• [Exercise description]:
Wherever the word "frac" appears in a line, copy that line.

• [Items from a data source]:

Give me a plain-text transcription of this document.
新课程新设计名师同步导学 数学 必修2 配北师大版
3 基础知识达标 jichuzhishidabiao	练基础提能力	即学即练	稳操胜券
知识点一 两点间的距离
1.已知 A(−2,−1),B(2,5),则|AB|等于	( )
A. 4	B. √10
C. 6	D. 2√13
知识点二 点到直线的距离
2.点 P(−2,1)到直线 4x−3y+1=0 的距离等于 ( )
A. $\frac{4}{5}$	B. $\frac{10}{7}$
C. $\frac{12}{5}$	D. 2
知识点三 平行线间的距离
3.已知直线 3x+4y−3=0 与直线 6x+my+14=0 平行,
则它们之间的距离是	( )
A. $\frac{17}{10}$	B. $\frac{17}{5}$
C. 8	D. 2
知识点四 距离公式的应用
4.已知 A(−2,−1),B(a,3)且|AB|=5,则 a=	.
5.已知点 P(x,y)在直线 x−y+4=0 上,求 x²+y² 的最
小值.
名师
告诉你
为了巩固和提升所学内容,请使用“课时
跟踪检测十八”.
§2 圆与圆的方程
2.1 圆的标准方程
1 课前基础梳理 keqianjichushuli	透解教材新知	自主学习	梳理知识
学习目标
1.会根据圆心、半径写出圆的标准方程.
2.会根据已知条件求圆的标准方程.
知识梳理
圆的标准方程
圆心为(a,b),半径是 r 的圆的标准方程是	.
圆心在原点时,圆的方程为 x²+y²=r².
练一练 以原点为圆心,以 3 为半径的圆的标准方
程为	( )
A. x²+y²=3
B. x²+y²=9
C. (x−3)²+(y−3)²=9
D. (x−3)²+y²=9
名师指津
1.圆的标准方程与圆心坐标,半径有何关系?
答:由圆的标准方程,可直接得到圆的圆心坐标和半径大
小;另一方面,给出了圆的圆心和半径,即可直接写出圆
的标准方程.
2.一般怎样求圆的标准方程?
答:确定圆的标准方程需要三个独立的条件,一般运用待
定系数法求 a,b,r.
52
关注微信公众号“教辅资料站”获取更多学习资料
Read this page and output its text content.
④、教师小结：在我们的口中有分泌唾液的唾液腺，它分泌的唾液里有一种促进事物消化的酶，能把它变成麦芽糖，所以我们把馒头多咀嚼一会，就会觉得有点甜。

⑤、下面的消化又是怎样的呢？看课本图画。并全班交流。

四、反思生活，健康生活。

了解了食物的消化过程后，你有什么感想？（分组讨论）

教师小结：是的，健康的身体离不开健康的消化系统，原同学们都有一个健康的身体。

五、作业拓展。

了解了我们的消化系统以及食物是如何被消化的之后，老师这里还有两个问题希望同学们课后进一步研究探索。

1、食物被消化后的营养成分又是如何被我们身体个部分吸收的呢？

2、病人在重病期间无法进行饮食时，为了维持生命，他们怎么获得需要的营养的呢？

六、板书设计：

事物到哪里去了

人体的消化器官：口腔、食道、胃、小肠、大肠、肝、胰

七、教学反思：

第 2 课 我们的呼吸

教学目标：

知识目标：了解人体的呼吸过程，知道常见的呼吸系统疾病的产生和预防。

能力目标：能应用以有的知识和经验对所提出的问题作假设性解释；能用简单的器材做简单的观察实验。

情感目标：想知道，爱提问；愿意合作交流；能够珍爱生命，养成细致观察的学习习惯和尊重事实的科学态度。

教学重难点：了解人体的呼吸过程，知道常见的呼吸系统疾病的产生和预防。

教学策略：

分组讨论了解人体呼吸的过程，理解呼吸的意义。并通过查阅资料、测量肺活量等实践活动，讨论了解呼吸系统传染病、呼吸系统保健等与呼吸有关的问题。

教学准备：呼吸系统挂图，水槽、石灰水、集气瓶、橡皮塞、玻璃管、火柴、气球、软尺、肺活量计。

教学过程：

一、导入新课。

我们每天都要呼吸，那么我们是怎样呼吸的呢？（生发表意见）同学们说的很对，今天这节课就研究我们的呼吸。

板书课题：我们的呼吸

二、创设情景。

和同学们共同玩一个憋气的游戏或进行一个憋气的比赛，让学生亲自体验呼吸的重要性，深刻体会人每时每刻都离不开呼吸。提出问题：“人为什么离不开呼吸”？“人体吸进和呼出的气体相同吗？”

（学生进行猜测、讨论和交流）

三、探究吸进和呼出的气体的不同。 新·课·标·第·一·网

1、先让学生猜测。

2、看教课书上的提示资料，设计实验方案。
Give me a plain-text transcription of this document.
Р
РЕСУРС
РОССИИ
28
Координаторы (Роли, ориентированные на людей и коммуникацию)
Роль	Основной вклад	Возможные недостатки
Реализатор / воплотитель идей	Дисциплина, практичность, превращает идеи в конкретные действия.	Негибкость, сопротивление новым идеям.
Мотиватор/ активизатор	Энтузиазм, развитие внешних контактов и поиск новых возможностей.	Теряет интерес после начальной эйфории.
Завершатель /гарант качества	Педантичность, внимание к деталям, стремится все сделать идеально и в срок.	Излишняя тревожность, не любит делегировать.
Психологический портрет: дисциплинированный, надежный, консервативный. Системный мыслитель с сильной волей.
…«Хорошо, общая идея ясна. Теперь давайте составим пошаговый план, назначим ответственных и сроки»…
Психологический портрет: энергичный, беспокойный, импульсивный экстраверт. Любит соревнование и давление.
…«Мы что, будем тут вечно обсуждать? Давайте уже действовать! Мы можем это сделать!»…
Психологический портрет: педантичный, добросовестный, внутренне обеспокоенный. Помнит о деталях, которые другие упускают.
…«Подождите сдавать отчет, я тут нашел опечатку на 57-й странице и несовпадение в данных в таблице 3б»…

• [Final answer]:
A. $\frac{4}{5}$	B. $\frac{10}{7}$
C. $\frac{12}{5}$	D. 2
A. $\frac{17}{10}$	B. $\frac{17}{5}$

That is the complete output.